== Dataset items ==
------------------------
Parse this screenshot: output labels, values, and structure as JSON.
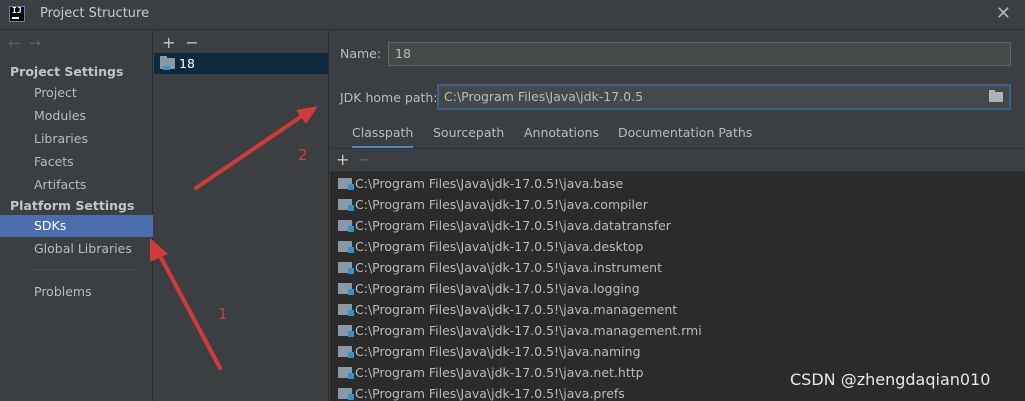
{
  "window": {
    "title": "Project Structure",
    "app_icon": "IJ"
  },
  "sidebar": {
    "nav_back": "←",
    "nav_forward": "→",
    "project_settings_header": "Project Settings",
    "project_items": [
      "Project",
      "Modules",
      "Libraries",
      "Facets",
      "Artifacts"
    ],
    "platform_settings_header": "Platform Settings",
    "platform_items": [
      "SDKs",
      "Global Libraries"
    ],
    "problems": "Problems",
    "selected": "SDKs"
  },
  "sdk_panel": {
    "add": "+",
    "remove": "−",
    "sdks": [
      "18"
    ]
  },
  "detail": {
    "name_label": "Name:",
    "name_value": "18",
    "jdk_home_label": "JDK home path:",
    "jdk_home_value": "C:\\Program Files\\Java\\jdk-17.0.5",
    "tabs": [
      "Classpath",
      "Sourcepath",
      "Annotations",
      "Documentation Paths"
    ],
    "active_tab": "Classpath",
    "list_add": "+",
    "list_remove": "−",
    "classpath": [
      "C:\\Program Files\\Java\\jdk-17.0.5!\\java.base",
      "C:\\Program Files\\Java\\jdk-17.0.5!\\java.compiler",
      "C:\\Program Files\\Java\\jdk-17.0.5!\\java.datatransfer",
      "C:\\Program Files\\Java\\jdk-17.0.5!\\java.desktop",
      "C:\\Program Files\\Java\\jdk-17.0.5!\\java.instrument",
      "C:\\Program Files\\Java\\jdk-17.0.5!\\java.logging",
      "C:\\Program Files\\Java\\jdk-17.0.5!\\java.management",
      "C:\\Program Files\\Java\\jdk-17.0.5!\\java.management.rmi",
      "C:\\Program Files\\Java\\jdk-17.0.5!\\java.naming",
      "C:\\Program Files\\Java\\jdk-17.0.5!\\java.net.http",
      "C:\\Program Files\\Java\\jdk-17.0.5!\\java.prefs"
    ]
  },
  "annotations": {
    "marker_1": "1",
    "marker_2": "2",
    "color": "#d23a3a"
  },
  "watermark": "CSDN @zhengdaqian010",
  "colors": {
    "selection": "#4b6eaf",
    "tab_underline": "#4a88c7",
    "list_bg": "#2b2b2b",
    "panel_bg": "#3c3f41"
  }
}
------------------------
== DESCRIPTION OF THE TASK ==
Using the records above, retype everything exactly except the pictures.

== SOLUTION TO THE PROBLEM ==
Parse this screenshot: output labels, values, and structure as JSON.
{
  "window": {
    "title": "Project Structure",
    "app_icon": "IJ"
  },
  "sidebar": {
    "nav_back": "←",
    "nav_forward": "→",
    "project_settings_header": "Project Settings",
    "project_items": [
      "Project",
      "Modules",
      "Libraries",
      "Facets",
      "Artifacts"
    ],
    "platform_settings_header": "Platform Settings",
    "platform_items": [
      "SDKs",
      "Global Libraries"
    ],
    "problems": "Problems",
    "selected": "SDKs"
  },
  "sdk_panel": {
    "add": "+",
    "remove": "−",
    "sdks": [
      "18"
    ]
  },
  "detail": {
    "name_label": "Name:",
    "name_value": "18",
    "jdk_home_label": "JDK home path:",
    "jdk_home_value": "C:\\Program Files\\Java\\jdk-17.0.5",
    "tabs": [
      "Classpath",
      "Sourcepath",
      "Annotations",
      "Documentation Paths"
    ],
    "active_tab": "Classpath",
    "list_add": "+",
    "list_remove": "−",
    "classpath": [
      "C:\\Program Files\\Java\\jdk-17.0.5!\\java.base",
      "C:\\Program Files\\Java\\jdk-17.0.5!\\java.compiler",
      "C:\\Program Files\\Java\\jdk-17.0.5!\\java.datatransfer",
      "C:\\Program Files\\Java\\jdk-17.0.5!\\java.desktop",
      "C:\\Program Files\\Java\\jdk-17.0.5!\\java.instrument",
      "C:\\Program Files\\Java\\jdk-17.0.5!\\java.logging",
      "C:\\Program Files\\Java\\jdk-17.0.5!\\java.management",
      "C:\\Program Files\\Java\\jdk-17.0.5!\\java.management.rmi",
      "C:\\Program Files\\Java\\jdk-17.0.5!\\java.naming",
      "C:\\Program Files\\Java\\jdk-17.0.5!\\java.net.http",
      "C:\\Program Files\\Java\\jdk-17.0.5!\\java.prefs"
    ]
  },
  "annotations": {
    "marker_1": "1",
    "marker_2": "2",
    "color": "#d23a3a"
  },
  "watermark": "CSDN @zhengdaqian010",
  "colors": {
    "selection": "#4b6eaf",
    "tab_underline": "#4a88c7",
    "list_bg": "#2b2b2b",
    "panel_bg": "#3c3f41"
  }
}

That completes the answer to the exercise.